TASK TO COMPLETE:
Find every line containing the word "quand" in the records below; report only how many there are.

[Extracted records]
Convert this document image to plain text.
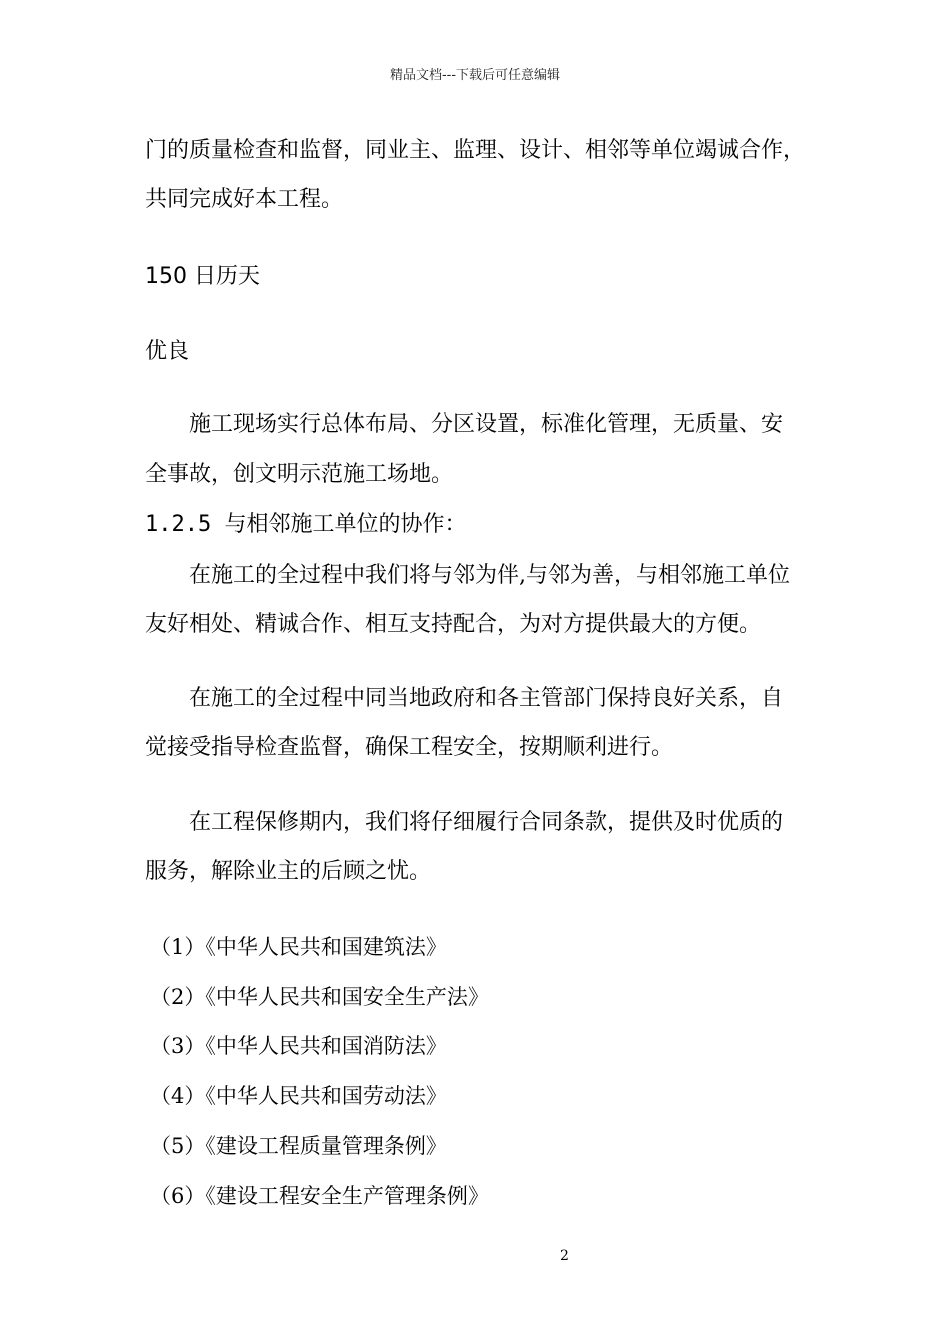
精品文档---下载后可任意编辑
门的质量检查和监督，同业主、监理、设计、相邻等单位竭诚合作，
共同完成好本工程。
150 日历天
优良
施工现场实行总体布局、分区设置，标准化管理，无质量、安
全事故，创文明示范施工场地。
1.2.5 与相邻施工单位的协作：
在施工的全过程中我们将与邻为伴,与邻为善，与相邻施工单位
友好相处、精诚合作、相互支持配合，为对方提供最大的方便。
在施工的全过程中同当地政府和各主管部门保持良好关系，自
觉接受指导检查监督，确保工程安全，按期顺利进行。
在工程保修期内，我们将仔细履行合同条款，提供及时优质的
服务，解除业主的后顾之忧。
（1）《中华人民共和国建筑法》
（2）《中华人民共和国安全生产法》
（3）《中华人民共和国消防法》
（4）《中华人民共和国劳动法》
（5）《建设工程质量管理条例》
（6）《建设工程安全生产管理条例》
2
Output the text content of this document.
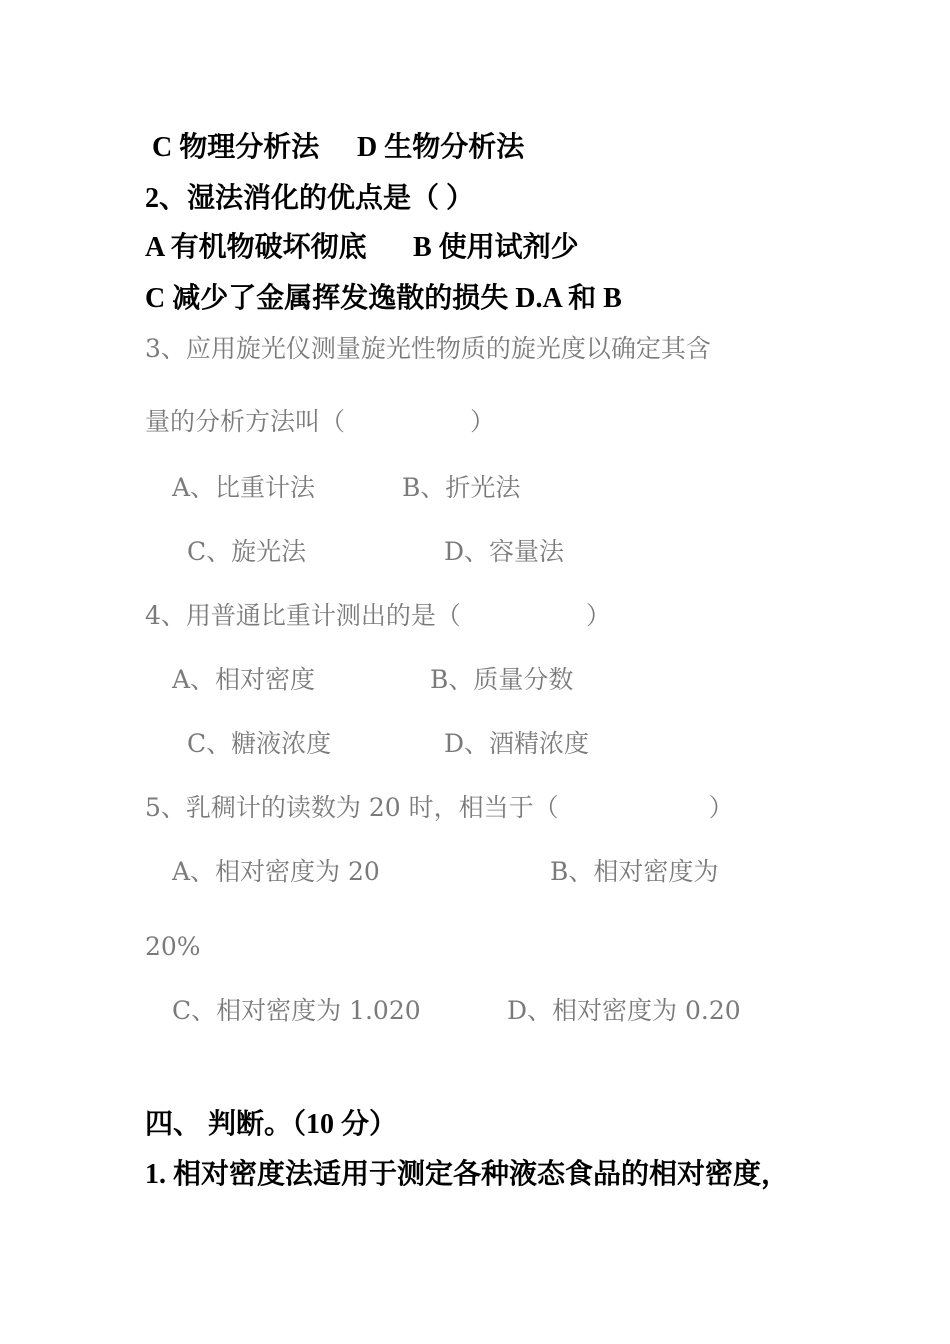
C 物理分析法

D 生物分析法

2、湿法消化的优点是（ ）

A 有机物破坏彻底

B 使用试剂少

C 减少了金属挥发逸散的损失 D.A 和 B
3、应用旋光仪测量旋光性物质的旋光度以确定其含
量的分析方法叫（　　　　　）

A、比重计法

	B、折光法

C、旋光法

	D、容量法

4、用普通比重计测出的是（　　　　　）

A、相对密度

	B、质量分数

C、糖液浓度

	D、酒精浓度

5、乳稠计的读数为 20 时，相当于（　　　　　　）

A、相对密度为 20

	B、相对密度为

20%

C、相对密度为 1.020

	D、相对密度为 0.20

四、 判断。（10 分）
1. 相对密度法适用于测定各种液态食品的相对密度，
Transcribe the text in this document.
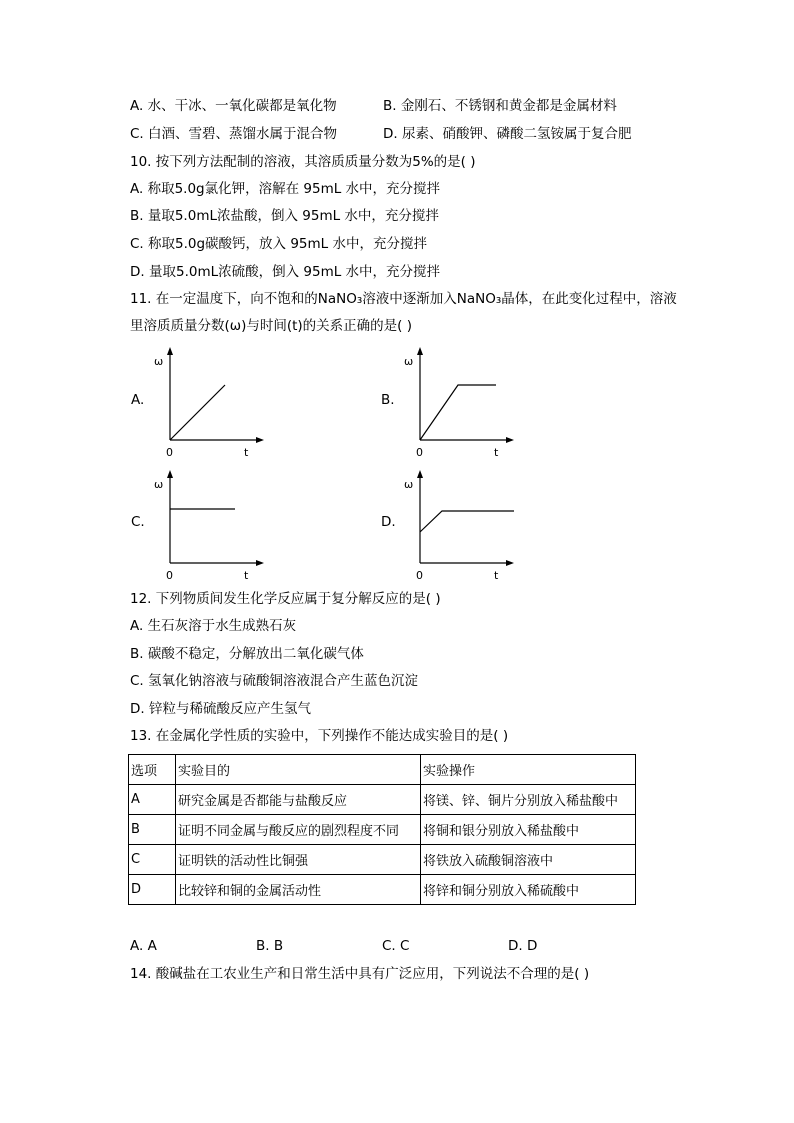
A. 水、干冰、一氧化碳都是氧化物	B. 金刚石、不锈钢和黄金都是金属材料
C. 白酒、雪碧、蒸馏水属于混合物	D. 尿素、硝酸钾、磷酸二氢铵属于复合肥
10. 按下列方法配制的溶液，其溶质质量分数为5%的是( )
A. 称取5.0g氯化钾，溶解在 95mL 水中，充分搅拌
B. 量取5.0mL浓盐酸，倒入 95mL 水中，充分搅拌
C. 称取5.0g碳酸钙，放入 95mL 水中，充分搅拌
D. 量取5.0mL浓硫酸，倒入 95mL 水中，充分搅拌
11. 在一定温度下，向不饱和的NaNO₃溶液中逐渐加入NaNO₃晶体，在此变化过程中，溶液
里溶质质量分数(ω)与时间(t)的关系正确的是( )
A.
ω
0	t
B.
ω
0	t
C.
ω
0	t
D.
ω
0	t
12. 下列物质间发生化学反应属于复分解反应的是( )
A. 生石灰溶于水生成熟石灰
B. 碳酸不稳定，分解放出二氧化碳气体
C. 氢氧化钠溶液与硫酸铜溶液混合产生蓝色沉淀
D. 锌粒与稀硫酸反应产生氢气
13. 在金属化学性质的实验中，下列操作不能达成实验目的是( )
选项	实验目的	实验操作
A	研究金属是否都能与盐酸反应	将镁、锌、铜片分别放入稀盐酸中
B	证明不同金属与酸反应的剧烈程度不同	将铜和银分别放入稀盐酸中
C	证明铁的活动性比铜强	将铁放入硫酸铜溶液中
D	比较锌和铜的金属活动性	将锌和铜分别放入稀硫酸中
A. A	B. B	C. C	D. D
14. 酸碱盐在工农业生产和日常生活中具有广泛应用，下列说法不合理的是( )
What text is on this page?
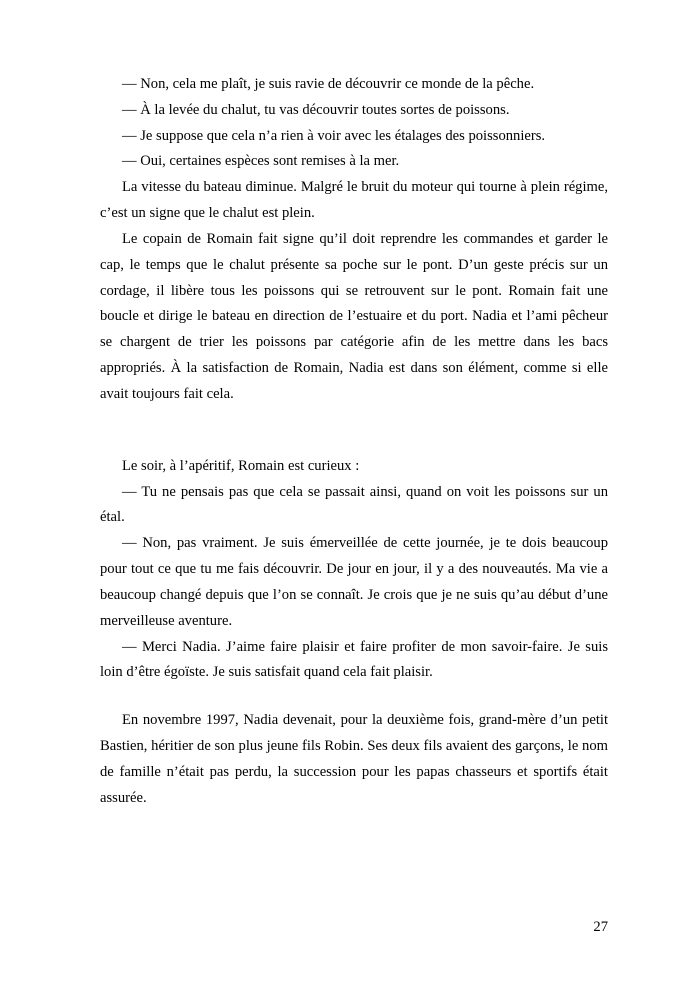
— Non, cela me plaît, je suis ravie de découvrir ce monde de la pêche.

— À la levée du chalut, tu vas découvrir toutes sortes de poissons.

— Je suppose que cela n’a rien à voir avec les étalages des poissonniers.

— Oui, certaines espèces sont remises à la mer.

La vitesse du bateau diminue. Malgré le bruit du moteur qui tourne à plein régime, c’est un signe que le chalut est plein.

Le copain de Romain fait signe qu’il doit reprendre les commandes et garder le cap, le temps que le chalut présente sa poche sur le pont. D’un geste précis sur un cordage, il libère tous les poissons qui se retrouvent sur le pont. Romain fait une boucle et dirige le bateau en direction de l’estuaire et du port. Nadia et l’ami pêcheur se chargent de trier les poissons par catégorie afin de les mettre dans les bacs appropriés. À la satisfaction de Romain, Nadia est dans son élément, comme si elle avait toujours fait cela.

Le soir, à l’apéritif, Romain est curieux :

— Tu ne pensais pas que cela se passait ainsi, quand on voit les poissons sur un étal.

— Non, pas vraiment. Je suis émerveillée de cette journée, je te dois beaucoup pour tout ce que tu me fais découvrir. De jour en jour, il y a des nouveautés. Ma vie a beaucoup changé depuis que l’on se connaît. Je crois que je ne suis qu’au début d’une merveilleuse aventure.

— Merci Nadia. J’aime faire plaisir et faire profiter de mon savoir-faire. Je suis loin d’être égoïste. Je suis satisfait quand cela fait plaisir.

En novembre 1997, Nadia devenait, pour la deuxième fois, grand-mère d’un petit Bastien, héritier de son plus jeune fils Robin. Ses deux fils avaient des garçons, le nom de famille n’était pas perdu, la succession pour les papas chasseurs et sportifs était assurée.

27
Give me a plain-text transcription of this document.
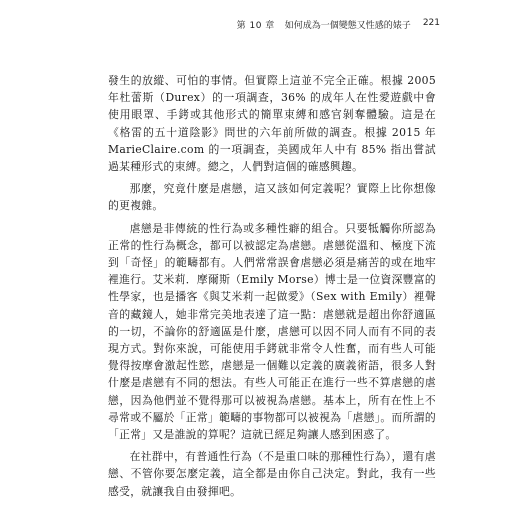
第 10 章 如何成為一個變態又性感的婊子 221

發生的放縱、可怕的事情。但實際上這並不完全正確。根據 2005 年杜蕾斯（Durex）的一項調查，36% 的成年人在性愛遊戲中會使用眼罩、手銬或其他形式的簡單束縛和感官剝奪體驗。這是在《格雷的五十道陰影》問世的六年前所做的調查。根據 2015 年 MarieClaire.com 的一項調查，美國成年人中有 85% 指出嘗試過某種形式的束縛。總之，人們對這個的確感興趣。

那麼，究竟什麼是虐戀，這又該如何定義呢？實際上比你想像的更複雜。

虐戀是非傳統的性行為或多種性癖的組合。只要牴觸你所認為正常的性行為概念，都可以被認定為虐戀。虐戀從溫和、極度下流到「奇怪」的範疇都有。人們常常誤會虐戀必須是痛苦的或在地牢裡進行。艾米莉．摩爾斯（Emily Morse）博士是一位資深豐富的性學家，也是播客《與艾米莉一起做愛》（Sex with Emily）裡聲音的藏鏡人，她非常完美地表達了這一點：虐戀就是超出你舒適區的一切，不論你的舒適區是什麼，虐戀可以因不同人而有不同的表現方式。對你來說，可能使用手銬就非常令人性奮，而有些人可能覺得按摩會激起性慾，虐戀是一個難以定義的廣義術語，很多人對什麼是虐戀有不同的想法。有些人可能正在進行一些不算虐戀的虐戀，因為他們並不覺得那可以被視為虐戀。基本上，所有在性上不尋常或不屬於「正常」範疇的事物都可以被視為「虐戀」。而所謂的「正常」又是誰說的算呢？這就已經足夠讓人感到困惑了。

在社群中，有普通性行為（不是重口味的那種性行為），還有虐戀、不管你要怎麼定義，這全都是由你自己決定。對此，我有一些感受，就讓我自由發揮吧。
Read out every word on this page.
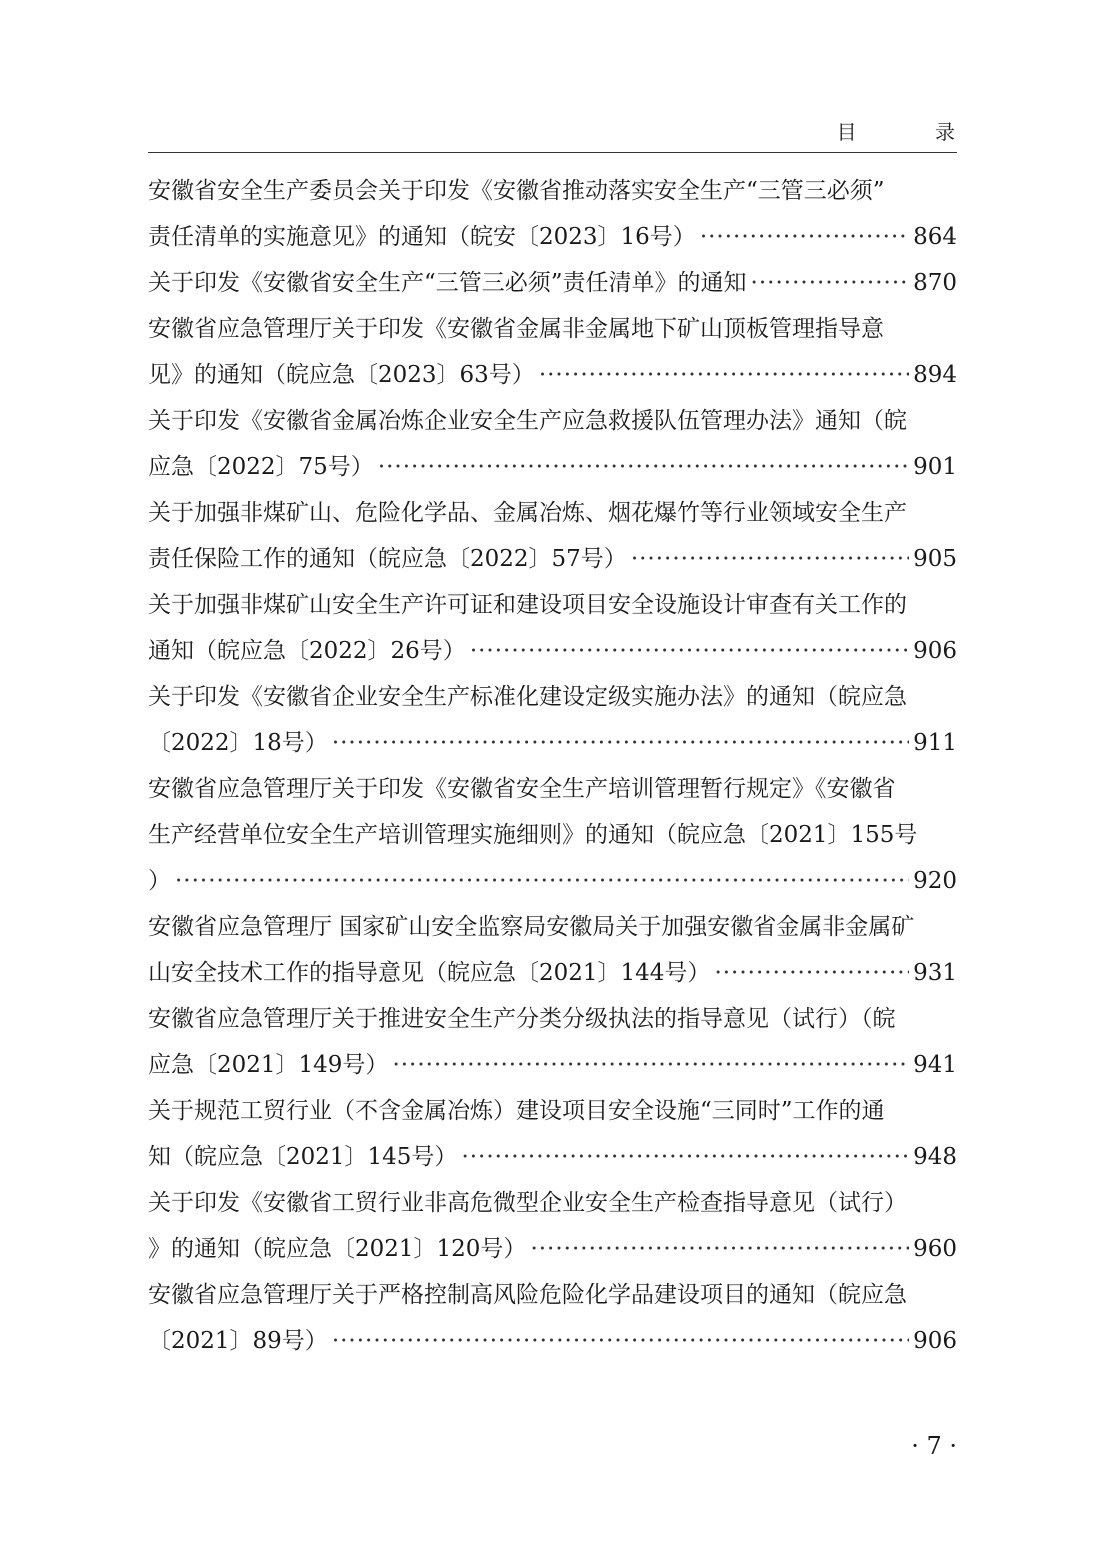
目 录
安徽省安全生产委员会关于印发《安徽省推动落实安全生产“三管三必须”
责任清单的实施意见》的通知（皖安〔2023〕16号） ·····	864
关于印发《安徽省安全生产“三管三必须”责任清单》的通知 ·····	870
安徽省应急管理厅关于印发《安徽省金属非金属地下矿山顶板管理指导意
见》的通知（皖应急〔2023〕63号） ·····	894
关于印发《安徽省金属冶炼企业安全生产应急救援队伍管理办法》通知（皖
应急〔2022〕75号） ·····	901
关于加强非煤矿山、危险化学品、金属冶炼、烟花爆竹等行业领域安全生产
责任保险工作的通知（皖应急〔2022〕57号） ·····	905
关于加强非煤矿山安全生产许可证和建设项目安全设施设计审查有关工作的
通知（皖应急〔2022〕26号） ·····	906
关于印发《安徽省企业安全生产标准化建设定级实施办法》的通知（皖应急
〔2022〕18号） ·····	911
安徽省应急管理厅关于印发《安徽省安全生产培训管理暂行规定》《安徽省
生产经营单位安全生产培训管理实施细则》的通知（皖应急〔2021〕155号
） ·····	920
安徽省应急管理厅 国家矿山安全监察局安徽局关于加强安徽省金属非金属矿
山安全技术工作的指导意见（皖应急〔2021〕144号） ·····	931
安徽省应急管理厅关于推进安全生产分类分级执法的指导意见（试行）（皖
应急〔2021〕149号） ·····	941
关于规范工贸行业（不含金属冶炼）建设项目安全设施“三同时”工作的通
知（皖应急〔2021〕145号） ·····	948
关于印发《安徽省工贸行业非高危微型企业安全生产检查指导意见（试行）
》的通知（皖应急〔2021〕120号） ·····	960
安徽省应急管理厅关于严格控制高风险危险化学品建设项目的通知（皖应急
〔2021〕89号） ·····	906
· 7 ·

COMPLETE RESPONSE:
2